## EXERCISE GOAL
Each line that holds the word "Bitstamp" counts once. Give the total number of such lines and nothing else.
====================
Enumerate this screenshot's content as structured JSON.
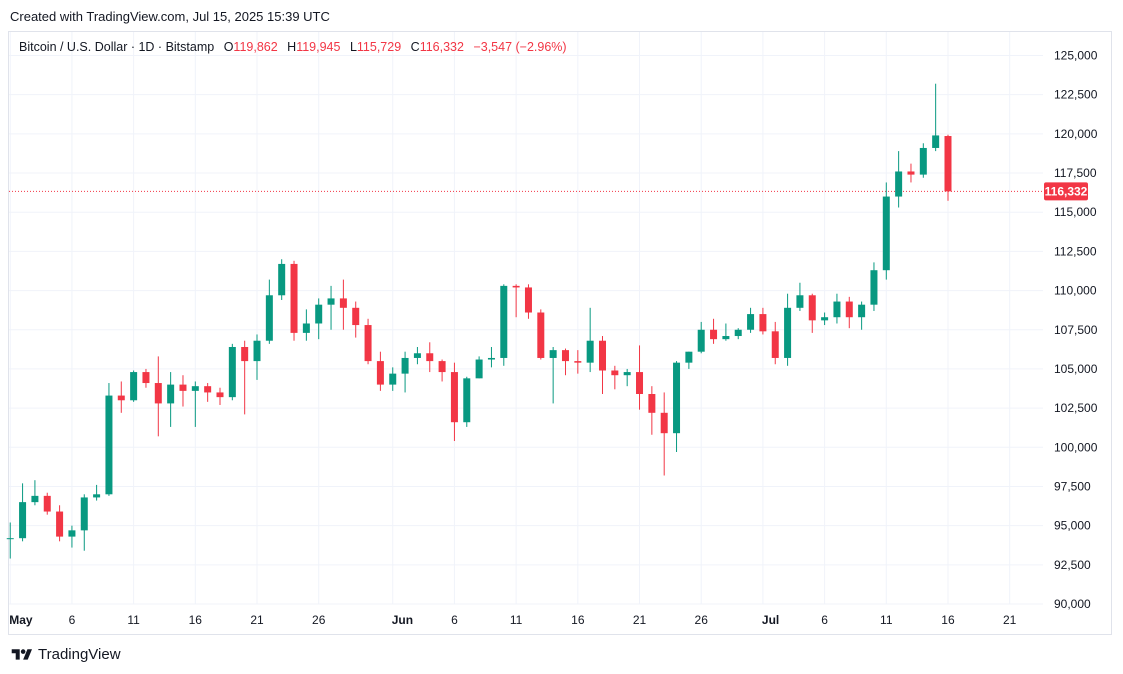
{
  "header": {
    "created": "Created with TradingView.com, Jul 15, 2025 15:39 UTC"
  },
  "legend": {
    "symbol": "Bitcoin / U.S. Dollar · 1D · Bitstamp",
    "open_label": "O",
    "open": "119,862",
    "high_label": "H",
    "high": "119,945",
    "low_label": "L",
    "low": "115,729",
    "close_label": "C",
    "close": "116,332",
    "change": "−3,547 (−2.96%)"
  },
  "colors": {
    "up": "#089981",
    "down": "#f23645",
    "grid": "#f0f3fa",
    "axis_text": "#131722"
  },
  "footer": {
    "brand": "TradingView",
    "logo_icon": "tradingview-logo-icon"
  },
  "chart_data": {
    "type": "candlestick",
    "title": "Bitcoin / U.S. Dollar · 1D · Bitstamp",
    "y_range": [
      90000,
      126500
    ],
    "y_ticks": [
      90000,
      92500,
      95000,
      97500,
      100000,
      102500,
      105000,
      107500,
      110000,
      112500,
      115000,
      117500,
      120000,
      122500,
      125000
    ],
    "y_tick_labels": [
      "90,000",
      "92,500",
      "95,000",
      "97,500",
      "100,000",
      "102,500",
      "105,000",
      "107,500",
      "110,000",
      "112,500",
      "115,000",
      "117,500",
      "120,000",
      "122,500",
      "125,000"
    ],
    "x_range": [
      -0.1,
      83.7
    ],
    "x_ticks": [
      {
        "day": 0,
        "label": "May",
        "bold": true
      },
      {
        "day": 5,
        "label": "6",
        "bold": false
      },
      {
        "day": 10,
        "label": "11",
        "bold": false
      },
      {
        "day": 15,
        "label": "16",
        "bold": false
      },
      {
        "day": 20,
        "label": "21",
        "bold": false
      },
      {
        "day": 25,
        "label": "26",
        "bold": false
      },
      {
        "day": 31,
        "label": "Jun",
        "bold": true
      },
      {
        "day": 36,
        "label": "6",
        "bold": false
      },
      {
        "day": 41,
        "label": "11",
        "bold": false
      },
      {
        "day": 46,
        "label": "16",
        "bold": false
      },
      {
        "day": 51,
        "label": "21",
        "bold": false
      },
      {
        "day": 56,
        "label": "26",
        "bold": false
      },
      {
        "day": 61,
        "label": "Jul",
        "bold": true
      },
      {
        "day": 66,
        "label": "6",
        "bold": false
      },
      {
        "day": 71,
        "label": "11",
        "bold": false
      },
      {
        "day": 76,
        "label": "16",
        "bold": false
      },
      {
        "day": 81,
        "label": "21",
        "bold": false
      }
    ],
    "last_price": 116332,
    "last_price_label": "116,332",
    "candles": [
      {
        "o": 94200,
        "h": 95200,
        "l": 92900,
        "c": 94200
      },
      {
        "o": 94200,
        "h": 97700,
        "l": 94000,
        "c": 96500
      },
      {
        "o": 96500,
        "h": 97900,
        "l": 96300,
        "c": 96900
      },
      {
        "o": 96900,
        "h": 97100,
        "l": 95700,
        "c": 95900
      },
      {
        "o": 95900,
        "h": 96300,
        "l": 94000,
        "c": 94300
      },
      {
        "o": 94300,
        "h": 95000,
        "l": 93600,
        "c": 94700
      },
      {
        "o": 94700,
        "h": 97000,
        "l": 93400,
        "c": 96800
      },
      {
        "o": 96800,
        "h": 97600,
        "l": 96600,
        "c": 97000
      },
      {
        "o": 97000,
        "h": 104100,
        "l": 96900,
        "c": 103300
      },
      {
        "o": 103300,
        "h": 104200,
        "l": 102200,
        "c": 103000
      },
      {
        "o": 103000,
        "h": 104900,
        "l": 102900,
        "c": 104800
      },
      {
        "o": 104800,
        "h": 105000,
        "l": 103800,
        "c": 104100
      },
      {
        "o": 104100,
        "h": 105800,
        "l": 100700,
        "c": 102800
      },
      {
        "o": 102800,
        "h": 104800,
        "l": 101300,
        "c": 104000
      },
      {
        "o": 104000,
        "h": 104600,
        "l": 102600,
        "c": 103600
      },
      {
        "o": 103600,
        "h": 104200,
        "l": 101300,
        "c": 103900
      },
      {
        "o": 103900,
        "h": 104100,
        "l": 102900,
        "c": 103500
      },
      {
        "o": 103500,
        "h": 103800,
        "l": 102700,
        "c": 103200
      },
      {
        "o": 103200,
        "h": 106600,
        "l": 103000,
        "c": 106400
      },
      {
        "o": 106400,
        "h": 106800,
        "l": 102100,
        "c": 105500
      },
      {
        "o": 105500,
        "h": 107200,
        "l": 104300,
        "c": 106800
      },
      {
        "o": 106800,
        "h": 110700,
        "l": 106600,
        "c": 109700
      },
      {
        "o": 109700,
        "h": 112000,
        "l": 109400,
        "c": 111700
      },
      {
        "o": 111700,
        "h": 111900,
        "l": 106800,
        "c": 107300
      },
      {
        "o": 107300,
        "h": 108800,
        "l": 106800,
        "c": 107900
      },
      {
        "o": 107900,
        "h": 109500,
        "l": 106900,
        "c": 109100
      },
      {
        "o": 109100,
        "h": 110300,
        "l": 107500,
        "c": 109500
      },
      {
        "o": 109500,
        "h": 110700,
        "l": 107500,
        "c": 108900
      },
      {
        "o": 108900,
        "h": 109300,
        "l": 107000,
        "c": 107800
      },
      {
        "o": 107800,
        "h": 108200,
        "l": 105300,
        "c": 105500
      },
      {
        "o": 105500,
        "h": 106100,
        "l": 103600,
        "c": 104000
      },
      {
        "o": 104000,
        "h": 105100,
        "l": 103600,
        "c": 104700
      },
      {
        "o": 104700,
        "h": 106100,
        "l": 103500,
        "c": 105700
      },
      {
        "o": 105700,
        "h": 106400,
        "l": 105300,
        "c": 106000
      },
      {
        "o": 106000,
        "h": 106700,
        "l": 104800,
        "c": 105500
      },
      {
        "o": 105500,
        "h": 105600,
        "l": 104200,
        "c": 104800
      },
      {
        "o": 104800,
        "h": 105400,
        "l": 100400,
        "c": 101600
      },
      {
        "o": 101600,
        "h": 104500,
        "l": 101300,
        "c": 104400
      },
      {
        "o": 104400,
        "h": 105800,
        "l": 104400,
        "c": 105600
      },
      {
        "o": 105600,
        "h": 106400,
        "l": 105100,
        "c": 105700
      },
      {
        "o": 105700,
        "h": 110400,
        "l": 105200,
        "c": 110300
      },
      {
        "o": 110300,
        "h": 110400,
        "l": 108300,
        "c": 110200
      },
      {
        "o": 110200,
        "h": 110400,
        "l": 108200,
        "c": 108600
      },
      {
        "o": 108600,
        "h": 108800,
        "l": 105600,
        "c": 105700
      },
      {
        "o": 105700,
        "h": 106400,
        "l": 102800,
        "c": 106200
      },
      {
        "o": 106200,
        "h": 106300,
        "l": 104600,
        "c": 105500
      },
      {
        "o": 105500,
        "h": 106200,
        "l": 104700,
        "c": 105400
      },
      {
        "o": 105400,
        "h": 108900,
        "l": 104800,
        "c": 106800
      },
      {
        "o": 106800,
        "h": 107100,
        "l": 103400,
        "c": 104900
      },
      {
        "o": 104900,
        "h": 105200,
        "l": 103700,
        "c": 104600
      },
      {
        "o": 104600,
        "h": 105000,
        "l": 103900,
        "c": 104800
      },
      {
        "o": 104800,
        "h": 106500,
        "l": 102400,
        "c": 103400
      },
      {
        "o": 103400,
        "h": 103900,
        "l": 100800,
        "c": 102200
      },
      {
        "o": 102200,
        "h": 103500,
        "l": 98200,
        "c": 100900
      },
      {
        "o": 100900,
        "h": 105500,
        "l": 99700,
        "c": 105400
      },
      {
        "o": 105400,
        "h": 106100,
        "l": 105000,
        "c": 106100
      },
      {
        "o": 106100,
        "h": 108000,
        "l": 106000,
        "c": 107500
      },
      {
        "o": 107500,
        "h": 108200,
        "l": 106600,
        "c": 106900
      },
      {
        "o": 106900,
        "h": 107900,
        "l": 106800,
        "c": 107100
      },
      {
        "o": 107100,
        "h": 107600,
        "l": 106900,
        "c": 107500
      },
      {
        "o": 107500,
        "h": 108900,
        "l": 107300,
        "c": 108500
      },
      {
        "o": 108500,
        "h": 108900,
        "l": 107200,
        "c": 107400
      },
      {
        "o": 107400,
        "h": 108000,
        "l": 105300,
        "c": 105700
      },
      {
        "o": 105700,
        "h": 109800,
        "l": 105200,
        "c": 108900
      },
      {
        "o": 108900,
        "h": 110500,
        "l": 108700,
        "c": 109700
      },
      {
        "o": 109700,
        "h": 109800,
        "l": 107300,
        "c": 108100
      },
      {
        "o": 108100,
        "h": 108600,
        "l": 107800,
        "c": 108300
      },
      {
        "o": 108300,
        "h": 109800,
        "l": 107900,
        "c": 109300
      },
      {
        "o": 109300,
        "h": 109600,
        "l": 107600,
        "c": 108300
      },
      {
        "o": 108300,
        "h": 109300,
        "l": 107500,
        "c": 109100
      },
      {
        "o": 109100,
        "h": 111800,
        "l": 108700,
        "c": 111300
      },
      {
        "o": 111300,
        "h": 116900,
        "l": 110700,
        "c": 116000
      },
      {
        "o": 116000,
        "h": 118900,
        "l": 115300,
        "c": 117600
      },
      {
        "o": 117600,
        "h": 118100,
        "l": 116900,
        "c": 117400
      },
      {
        "o": 117400,
        "h": 119400,
        "l": 117200,
        "c": 119100
      },
      {
        "o": 119100,
        "h": 123200,
        "l": 118900,
        "c": 119900
      },
      {
        "o": 119862,
        "h": 119945,
        "l": 115729,
        "c": 116332
      }
    ]
  }
}
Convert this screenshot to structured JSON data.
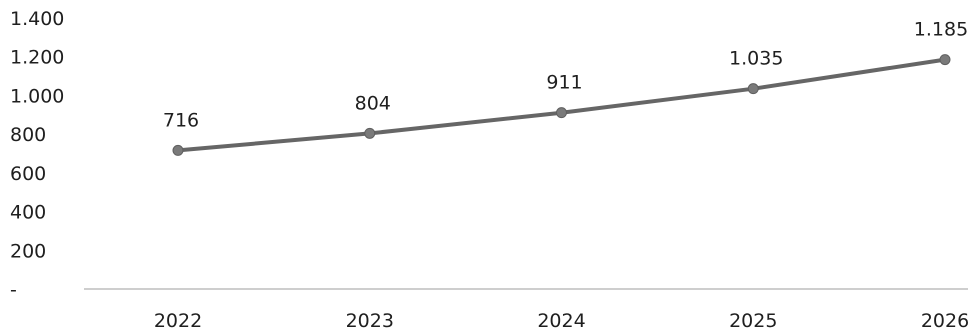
{
  "chart_data": {
    "type": "line",
    "categories": [
      "2022",
      "2023",
      "2024",
      "2025",
      "2026"
    ],
    "series": [
      {
        "values": [
          716,
          804,
          911,
          1035,
          1185
        ],
        "labels": [
          "716",
          "804",
          "911",
          "1.035",
          "1.185"
        ]
      }
    ],
    "y_ticks": [
      {
        "value": 0,
        "label": "-"
      },
      {
        "value": 200,
        "label": "200"
      },
      {
        "value": 400,
        "label": "400"
      },
      {
        "value": 600,
        "label": "600"
      },
      {
        "value": 800,
        "label": "800"
      },
      {
        "value": 1000,
        "label": "1.000"
      },
      {
        "value": 1200,
        "label": "1.200"
      },
      {
        "value": 1400,
        "label": "1.400"
      }
    ],
    "ylim": [
      0,
      1400
    ],
    "grid": false,
    "legend": "none",
    "colors": {
      "line": "#666666",
      "marker": "#7a7a7a",
      "axis": "#bdbdbd",
      "text": "#1f1f1f"
    }
  }
}
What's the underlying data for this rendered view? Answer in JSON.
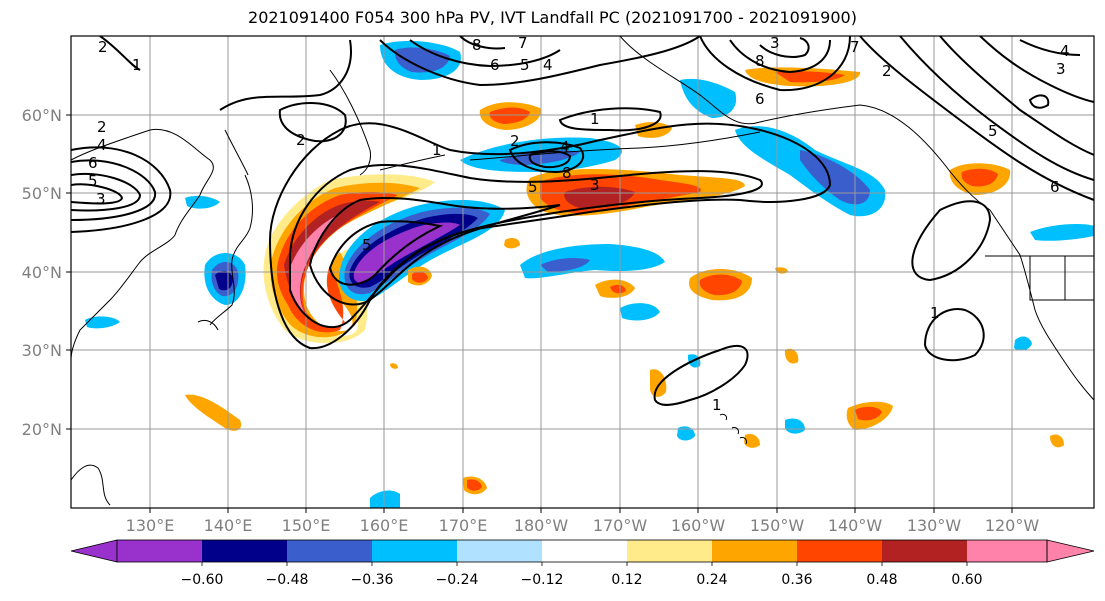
{
  "title": "2021091400 F054 300 hPa PV, IVT Landfall PC (2021091700 - 2021091900)",
  "map": {
    "lat_labels": [
      "60°N",
      "50°N",
      "40°N",
      "30°N",
      "20°N"
    ],
    "lon_labels": [
      "130°E",
      "140°E",
      "150°E",
      "160°E",
      "170°E",
      "180°W",
      "170°W",
      "160°W",
      "150°W",
      "140°W",
      "130°W",
      "120°W"
    ],
    "contour_labels": [
      "1",
      "2",
      "3",
      "4",
      "5",
      "6",
      "7",
      "8"
    ],
    "contour_color": "#000000",
    "coastline_color": "#000000",
    "grid_color": "#999999"
  },
  "colorbar": {
    "colors": [
      "#9932cc",
      "#00008b",
      "#3a5fcd",
      "#00bfff",
      "#b0e2ff",
      "#ffffff",
      "#ffeb8a",
      "#ffa500",
      "#ff4500",
      "#b22222",
      "#ff82ab"
    ],
    "tick_labels": [
      "−0.60",
      "−0.48",
      "−0.36",
      "−0.24",
      "−0.12",
      "0.12",
      "0.24",
      "0.36",
      "0.48",
      "0.60"
    ]
  }
}
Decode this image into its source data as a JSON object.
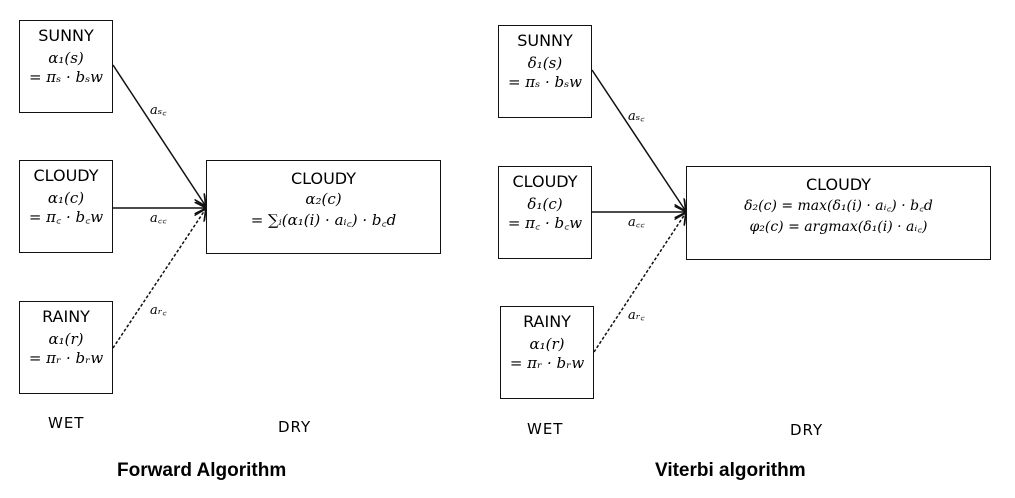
{
  "forward": {
    "sunny": {
      "title": "SUNNY",
      "line1": "α₁(s)",
      "line2": "= πₛ · bₛw"
    },
    "cloudy_left": {
      "title": "CLOUDY",
      "line1": "α₁(c)",
      "line2": "= π꜀ · b꜀w"
    },
    "rainy": {
      "title": "RAINY",
      "line1": "α₁(r)",
      "line2": "= πᵣ · bᵣw"
    },
    "target": {
      "title": "CLOUDY",
      "line1": "α₂(c)",
      "line2": "= ∑ᵢ(α₁(i) · aᵢ꜀) · b꜀d"
    },
    "edges": {
      "asc": "aₛ꜀",
      "acc": "a꜀꜀",
      "arc": "aᵣ꜀"
    },
    "wet": "WET",
    "dry": "DRY",
    "caption": "Forward Algorithm"
  },
  "viterbi": {
    "sunny": {
      "title": "SUNNY",
      "line1": "δ₁(s)",
      "line2": "= πₛ · bₛw"
    },
    "cloudy_left": {
      "title": "CLOUDY",
      "line1": "δ₁(c)",
      "line2": "= π꜀ · b꜀w"
    },
    "rainy": {
      "title": "RAINY",
      "line1": "α₁(r)",
      "line2": "= πᵣ · bᵣw"
    },
    "target": {
      "title": "CLOUDY",
      "line1": "δ₂(c) = max(δ₁(i) · aᵢ꜀) · b꜀d",
      "line2": "φ₂(c) = argmax(δ₁(i) · aᵢ꜀)"
    },
    "edges": {
      "asc": "aₛ꜀",
      "acc": "a꜀꜀",
      "arc": "aᵣ꜀"
    },
    "wet": "WET",
    "dry": "DRY",
    "caption": "Viterbi algorithm"
  }
}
====================
## EXERCISE ANSWER
2